## Begin

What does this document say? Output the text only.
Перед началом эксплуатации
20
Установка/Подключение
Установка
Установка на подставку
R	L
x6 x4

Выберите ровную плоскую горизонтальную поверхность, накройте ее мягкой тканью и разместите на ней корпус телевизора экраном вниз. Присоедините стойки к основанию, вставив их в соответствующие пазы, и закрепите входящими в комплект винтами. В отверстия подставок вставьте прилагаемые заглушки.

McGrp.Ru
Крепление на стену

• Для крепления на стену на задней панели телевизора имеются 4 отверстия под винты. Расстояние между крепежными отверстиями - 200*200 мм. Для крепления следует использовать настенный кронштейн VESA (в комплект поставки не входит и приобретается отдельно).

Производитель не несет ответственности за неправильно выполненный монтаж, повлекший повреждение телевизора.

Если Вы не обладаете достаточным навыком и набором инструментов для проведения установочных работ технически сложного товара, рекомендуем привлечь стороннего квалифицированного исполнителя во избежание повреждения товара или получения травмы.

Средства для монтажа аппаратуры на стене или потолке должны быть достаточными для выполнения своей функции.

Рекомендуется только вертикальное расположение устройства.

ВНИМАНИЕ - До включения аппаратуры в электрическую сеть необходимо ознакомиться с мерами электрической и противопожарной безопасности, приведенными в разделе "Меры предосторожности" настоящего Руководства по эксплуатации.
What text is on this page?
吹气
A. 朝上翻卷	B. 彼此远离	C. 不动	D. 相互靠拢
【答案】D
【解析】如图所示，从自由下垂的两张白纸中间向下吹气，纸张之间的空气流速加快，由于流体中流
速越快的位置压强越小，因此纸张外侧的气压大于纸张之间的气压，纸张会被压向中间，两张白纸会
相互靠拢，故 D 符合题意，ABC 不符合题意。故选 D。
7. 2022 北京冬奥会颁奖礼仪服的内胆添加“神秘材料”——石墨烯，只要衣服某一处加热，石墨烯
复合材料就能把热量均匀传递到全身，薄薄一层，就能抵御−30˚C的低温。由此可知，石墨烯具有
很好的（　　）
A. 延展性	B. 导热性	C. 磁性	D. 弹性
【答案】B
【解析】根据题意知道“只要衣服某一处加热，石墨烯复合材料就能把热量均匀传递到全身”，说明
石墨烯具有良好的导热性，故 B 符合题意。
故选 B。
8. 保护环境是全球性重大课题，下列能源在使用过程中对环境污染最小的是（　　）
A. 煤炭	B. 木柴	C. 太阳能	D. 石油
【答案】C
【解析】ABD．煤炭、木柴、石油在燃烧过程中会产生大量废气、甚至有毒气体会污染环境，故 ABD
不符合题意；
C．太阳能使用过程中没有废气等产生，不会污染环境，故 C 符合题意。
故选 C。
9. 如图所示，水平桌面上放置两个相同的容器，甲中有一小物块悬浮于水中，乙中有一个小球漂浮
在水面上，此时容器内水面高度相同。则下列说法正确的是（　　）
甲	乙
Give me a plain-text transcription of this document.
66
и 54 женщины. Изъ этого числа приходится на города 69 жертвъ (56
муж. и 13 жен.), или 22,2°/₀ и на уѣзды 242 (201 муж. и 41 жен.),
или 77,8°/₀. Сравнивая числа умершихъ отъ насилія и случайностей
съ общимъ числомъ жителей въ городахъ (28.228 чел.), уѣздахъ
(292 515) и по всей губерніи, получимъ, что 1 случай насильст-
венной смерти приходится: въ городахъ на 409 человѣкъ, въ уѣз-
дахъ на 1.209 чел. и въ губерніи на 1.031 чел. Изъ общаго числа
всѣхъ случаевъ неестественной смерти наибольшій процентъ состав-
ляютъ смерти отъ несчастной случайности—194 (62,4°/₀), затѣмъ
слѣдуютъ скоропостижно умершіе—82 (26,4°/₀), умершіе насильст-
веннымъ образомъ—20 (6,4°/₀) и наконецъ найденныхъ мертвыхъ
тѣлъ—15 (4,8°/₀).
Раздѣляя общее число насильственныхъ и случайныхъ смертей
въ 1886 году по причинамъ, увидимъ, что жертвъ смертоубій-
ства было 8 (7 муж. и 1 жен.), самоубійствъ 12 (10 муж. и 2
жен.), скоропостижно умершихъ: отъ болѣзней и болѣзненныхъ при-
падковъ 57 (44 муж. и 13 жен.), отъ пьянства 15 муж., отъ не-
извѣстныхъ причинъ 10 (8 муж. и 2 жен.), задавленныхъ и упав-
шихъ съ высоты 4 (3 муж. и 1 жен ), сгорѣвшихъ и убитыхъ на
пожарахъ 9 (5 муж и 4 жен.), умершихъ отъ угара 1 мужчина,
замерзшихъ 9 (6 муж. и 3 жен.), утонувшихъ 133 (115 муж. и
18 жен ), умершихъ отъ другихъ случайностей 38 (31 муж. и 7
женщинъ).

## End

_Your instructions:_ Lines from the one containing "Give me a plain-text" through the final line are to be given again verbatim, with nothing before or after.

_Final result:_
Give me a plain-text transcription of this document.
66
и 54 женщины. Изъ этого числа приходится на города 69 жертвъ (56
муж. и 13 жен.), или 22,2°/₀ и на уѣзды 242 (201 муж. и 41 жен.),
или 77,8°/₀. Сравнивая числа умершихъ отъ насилія и случайностей
съ общимъ числомъ жителей въ городахъ (28.228 чел.), уѣздахъ
(292 515) и по всей губерніи, получимъ, что 1 случай насильст-
венной смерти приходится: въ городахъ на 409 человѣкъ, въ уѣз-
дахъ на 1.209 чел. и въ губерніи на 1.031 чел. Изъ общаго числа
всѣхъ случаевъ неестественной смерти наибольшій процентъ состав-
ляютъ смерти отъ несчастной случайности—194 (62,4°/₀), затѣмъ
слѣдуютъ скоропостижно умершіе—82 (26,4°/₀), умершіе насильст-
веннымъ образомъ—20 (6,4°/₀) и наконецъ найденныхъ мертвыхъ
тѣлъ—15 (4,8°/₀).
Раздѣляя общее число насильственныхъ и случайныхъ смертей
въ 1886 году по причинамъ, увидимъ, что жертвъ смертоубій-
ства было 8 (7 муж. и 1 жен.), самоубійствъ 12 (10 муж. и 2
жен.), скоропостижно умершихъ: отъ болѣзней и болѣзненныхъ при-
падковъ 57 (44 муж. и 13 жен.), отъ пьянства 15 муж., отъ не-
извѣстныхъ причинъ 10 (8 муж. и 2 жен.), задавленныхъ и упав-
шихъ съ высоты 4 (3 муж. и 1 жен ), сгорѣвшихъ и убитыхъ на
пожарахъ 9 (5 муж и 4 жен.), умершихъ отъ угара 1 мужчина,
замерзшихъ 9 (6 муж. и 3 жен.), утонувшихъ 133 (115 муж. и
18 жен ), умершихъ отъ другихъ случайностей 38 (31 муж. и 7
женщинъ).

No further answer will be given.